SET TASK: From the listing below, count the lines where the string "JSON" occurs. Give the number, with no other words.

(Figure collection entries)
....................
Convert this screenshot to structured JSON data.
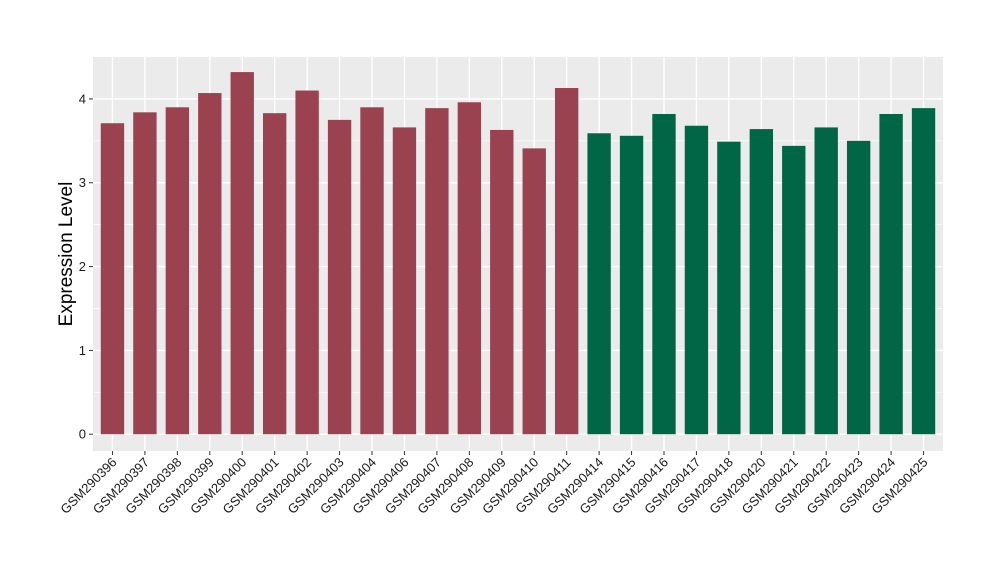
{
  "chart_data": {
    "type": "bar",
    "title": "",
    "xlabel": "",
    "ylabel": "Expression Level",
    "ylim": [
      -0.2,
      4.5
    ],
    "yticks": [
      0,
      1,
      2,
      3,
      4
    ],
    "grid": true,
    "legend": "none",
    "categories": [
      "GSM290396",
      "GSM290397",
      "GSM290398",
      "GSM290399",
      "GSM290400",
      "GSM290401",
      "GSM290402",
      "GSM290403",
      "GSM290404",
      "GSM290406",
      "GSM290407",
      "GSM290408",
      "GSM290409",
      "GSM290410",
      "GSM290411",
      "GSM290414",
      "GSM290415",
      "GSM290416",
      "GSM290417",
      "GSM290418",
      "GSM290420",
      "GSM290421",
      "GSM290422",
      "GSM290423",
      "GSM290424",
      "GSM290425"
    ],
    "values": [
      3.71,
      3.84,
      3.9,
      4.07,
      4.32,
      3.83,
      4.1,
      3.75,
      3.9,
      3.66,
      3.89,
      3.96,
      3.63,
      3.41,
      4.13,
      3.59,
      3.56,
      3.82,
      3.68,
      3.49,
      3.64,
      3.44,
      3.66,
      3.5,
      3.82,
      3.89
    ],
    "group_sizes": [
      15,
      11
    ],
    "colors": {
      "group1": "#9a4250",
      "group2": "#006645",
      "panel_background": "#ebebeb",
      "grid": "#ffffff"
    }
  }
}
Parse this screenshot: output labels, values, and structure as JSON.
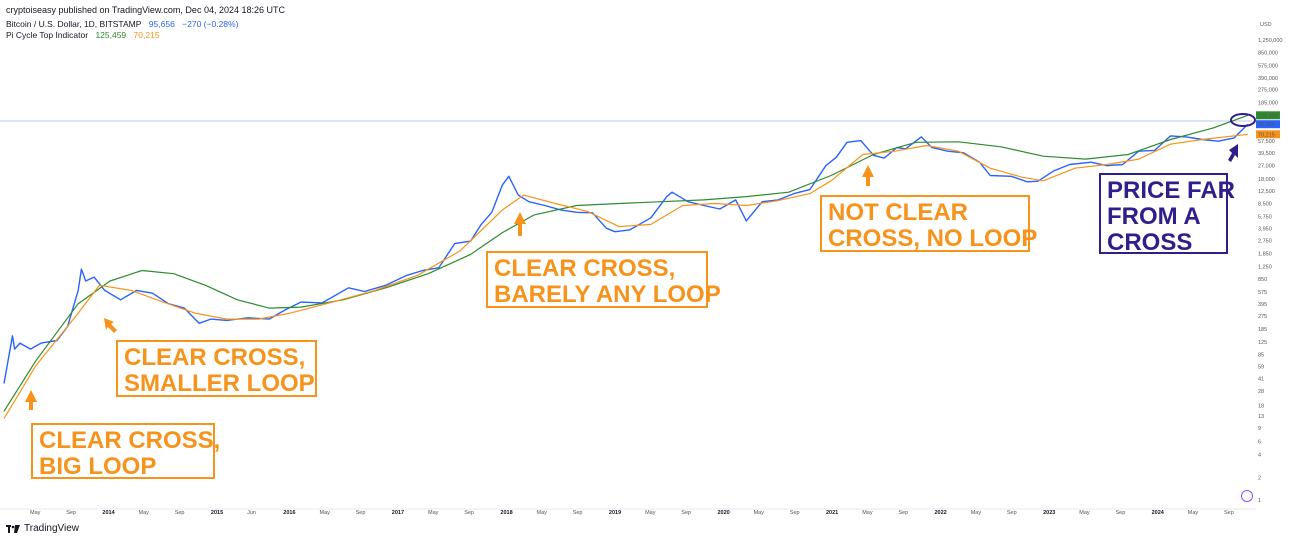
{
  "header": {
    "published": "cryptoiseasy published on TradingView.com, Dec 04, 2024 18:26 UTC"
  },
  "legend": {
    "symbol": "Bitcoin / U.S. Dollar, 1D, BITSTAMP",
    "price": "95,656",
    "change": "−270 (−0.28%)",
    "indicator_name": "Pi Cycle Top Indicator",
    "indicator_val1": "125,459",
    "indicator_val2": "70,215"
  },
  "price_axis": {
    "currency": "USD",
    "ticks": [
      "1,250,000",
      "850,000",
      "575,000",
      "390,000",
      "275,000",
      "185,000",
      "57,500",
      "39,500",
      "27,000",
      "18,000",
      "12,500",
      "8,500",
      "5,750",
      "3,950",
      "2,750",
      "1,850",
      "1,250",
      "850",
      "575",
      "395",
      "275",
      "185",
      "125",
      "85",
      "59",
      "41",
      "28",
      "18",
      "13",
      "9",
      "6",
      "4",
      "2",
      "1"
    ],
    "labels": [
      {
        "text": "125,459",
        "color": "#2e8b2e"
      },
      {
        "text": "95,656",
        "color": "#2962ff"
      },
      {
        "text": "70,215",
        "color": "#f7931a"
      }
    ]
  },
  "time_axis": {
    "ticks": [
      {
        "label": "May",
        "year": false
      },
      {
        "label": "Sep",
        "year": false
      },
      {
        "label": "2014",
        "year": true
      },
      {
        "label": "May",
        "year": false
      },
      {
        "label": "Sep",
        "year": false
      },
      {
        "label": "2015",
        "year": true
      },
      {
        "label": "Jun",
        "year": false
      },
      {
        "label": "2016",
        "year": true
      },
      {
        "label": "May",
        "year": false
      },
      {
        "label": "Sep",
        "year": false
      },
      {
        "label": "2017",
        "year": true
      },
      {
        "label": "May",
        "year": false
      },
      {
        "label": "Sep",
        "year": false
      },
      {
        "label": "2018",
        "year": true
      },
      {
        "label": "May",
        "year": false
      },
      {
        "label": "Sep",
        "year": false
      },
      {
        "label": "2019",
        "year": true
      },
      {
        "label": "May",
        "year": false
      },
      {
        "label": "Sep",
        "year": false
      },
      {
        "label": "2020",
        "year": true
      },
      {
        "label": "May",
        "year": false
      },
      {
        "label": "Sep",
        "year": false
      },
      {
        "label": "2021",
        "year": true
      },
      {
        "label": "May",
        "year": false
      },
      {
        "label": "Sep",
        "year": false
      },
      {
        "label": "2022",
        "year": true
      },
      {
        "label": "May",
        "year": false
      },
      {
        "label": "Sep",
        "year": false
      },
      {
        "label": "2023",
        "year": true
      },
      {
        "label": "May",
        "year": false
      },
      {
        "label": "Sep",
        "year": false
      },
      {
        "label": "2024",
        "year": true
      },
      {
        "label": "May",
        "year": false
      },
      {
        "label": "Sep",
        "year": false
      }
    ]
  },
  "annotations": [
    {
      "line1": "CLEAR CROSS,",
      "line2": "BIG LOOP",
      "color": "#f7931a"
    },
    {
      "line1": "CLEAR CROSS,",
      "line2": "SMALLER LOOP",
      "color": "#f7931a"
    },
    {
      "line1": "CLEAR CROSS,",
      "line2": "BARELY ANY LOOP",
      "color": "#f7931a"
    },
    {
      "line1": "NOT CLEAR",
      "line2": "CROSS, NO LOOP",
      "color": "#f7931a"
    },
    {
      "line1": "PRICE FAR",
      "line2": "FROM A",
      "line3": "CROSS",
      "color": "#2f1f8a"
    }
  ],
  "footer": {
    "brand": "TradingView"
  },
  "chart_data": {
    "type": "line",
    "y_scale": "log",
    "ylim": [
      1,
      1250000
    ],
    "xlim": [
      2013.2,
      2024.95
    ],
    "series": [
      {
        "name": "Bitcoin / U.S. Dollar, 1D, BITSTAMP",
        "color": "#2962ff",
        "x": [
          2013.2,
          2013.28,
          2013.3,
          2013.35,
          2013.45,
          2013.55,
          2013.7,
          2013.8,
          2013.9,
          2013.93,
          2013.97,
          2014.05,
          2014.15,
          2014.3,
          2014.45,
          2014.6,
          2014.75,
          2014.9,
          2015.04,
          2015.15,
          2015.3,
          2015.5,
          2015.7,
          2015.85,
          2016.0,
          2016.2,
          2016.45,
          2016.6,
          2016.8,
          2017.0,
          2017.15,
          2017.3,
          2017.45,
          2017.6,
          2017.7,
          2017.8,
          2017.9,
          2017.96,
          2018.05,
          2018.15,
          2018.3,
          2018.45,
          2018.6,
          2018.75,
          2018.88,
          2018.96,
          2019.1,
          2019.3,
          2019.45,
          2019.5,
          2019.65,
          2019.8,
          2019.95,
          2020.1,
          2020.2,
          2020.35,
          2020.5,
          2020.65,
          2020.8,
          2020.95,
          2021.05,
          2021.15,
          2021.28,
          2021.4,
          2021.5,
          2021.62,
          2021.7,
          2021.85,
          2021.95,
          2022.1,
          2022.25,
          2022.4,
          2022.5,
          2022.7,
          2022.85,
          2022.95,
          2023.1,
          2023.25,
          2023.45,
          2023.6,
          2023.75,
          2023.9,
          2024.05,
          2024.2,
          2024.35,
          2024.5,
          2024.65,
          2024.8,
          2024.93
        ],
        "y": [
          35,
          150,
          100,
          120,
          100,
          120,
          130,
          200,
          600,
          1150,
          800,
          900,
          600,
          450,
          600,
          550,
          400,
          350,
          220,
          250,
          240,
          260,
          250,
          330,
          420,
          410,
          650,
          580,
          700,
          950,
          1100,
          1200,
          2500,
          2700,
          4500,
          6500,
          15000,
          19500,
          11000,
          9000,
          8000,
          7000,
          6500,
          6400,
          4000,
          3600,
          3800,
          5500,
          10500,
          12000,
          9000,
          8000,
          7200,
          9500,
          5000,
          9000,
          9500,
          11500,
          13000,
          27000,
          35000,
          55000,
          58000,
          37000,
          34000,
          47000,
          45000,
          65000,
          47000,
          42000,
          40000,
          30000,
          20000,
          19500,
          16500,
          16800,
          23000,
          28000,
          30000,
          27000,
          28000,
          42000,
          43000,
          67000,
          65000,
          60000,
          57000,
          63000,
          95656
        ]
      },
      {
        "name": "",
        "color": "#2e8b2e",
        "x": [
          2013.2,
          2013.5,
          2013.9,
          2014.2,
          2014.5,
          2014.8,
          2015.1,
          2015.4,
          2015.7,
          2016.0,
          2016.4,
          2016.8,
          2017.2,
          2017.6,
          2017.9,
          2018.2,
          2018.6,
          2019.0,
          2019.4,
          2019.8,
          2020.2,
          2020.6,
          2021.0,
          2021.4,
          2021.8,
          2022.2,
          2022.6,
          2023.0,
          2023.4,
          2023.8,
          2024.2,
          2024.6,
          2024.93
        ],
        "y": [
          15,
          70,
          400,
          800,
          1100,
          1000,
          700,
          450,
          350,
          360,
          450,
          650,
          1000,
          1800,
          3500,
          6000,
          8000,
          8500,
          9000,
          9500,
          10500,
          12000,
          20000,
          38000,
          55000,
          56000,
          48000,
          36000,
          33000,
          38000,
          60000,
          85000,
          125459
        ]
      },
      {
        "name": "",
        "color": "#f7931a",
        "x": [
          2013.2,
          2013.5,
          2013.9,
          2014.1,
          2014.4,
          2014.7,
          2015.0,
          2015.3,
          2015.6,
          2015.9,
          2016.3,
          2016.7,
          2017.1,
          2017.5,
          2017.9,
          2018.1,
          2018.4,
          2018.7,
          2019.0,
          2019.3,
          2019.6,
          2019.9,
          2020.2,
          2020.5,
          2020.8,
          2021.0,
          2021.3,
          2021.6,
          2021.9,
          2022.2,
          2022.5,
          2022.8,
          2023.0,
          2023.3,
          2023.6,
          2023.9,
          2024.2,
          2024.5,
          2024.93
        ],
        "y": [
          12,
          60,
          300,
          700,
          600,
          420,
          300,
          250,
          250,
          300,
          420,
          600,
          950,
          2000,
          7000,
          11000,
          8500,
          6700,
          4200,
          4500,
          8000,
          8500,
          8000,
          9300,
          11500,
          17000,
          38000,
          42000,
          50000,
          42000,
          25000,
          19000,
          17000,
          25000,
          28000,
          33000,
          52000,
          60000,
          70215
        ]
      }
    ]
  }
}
....................
EXERCISE RESPONSE: 2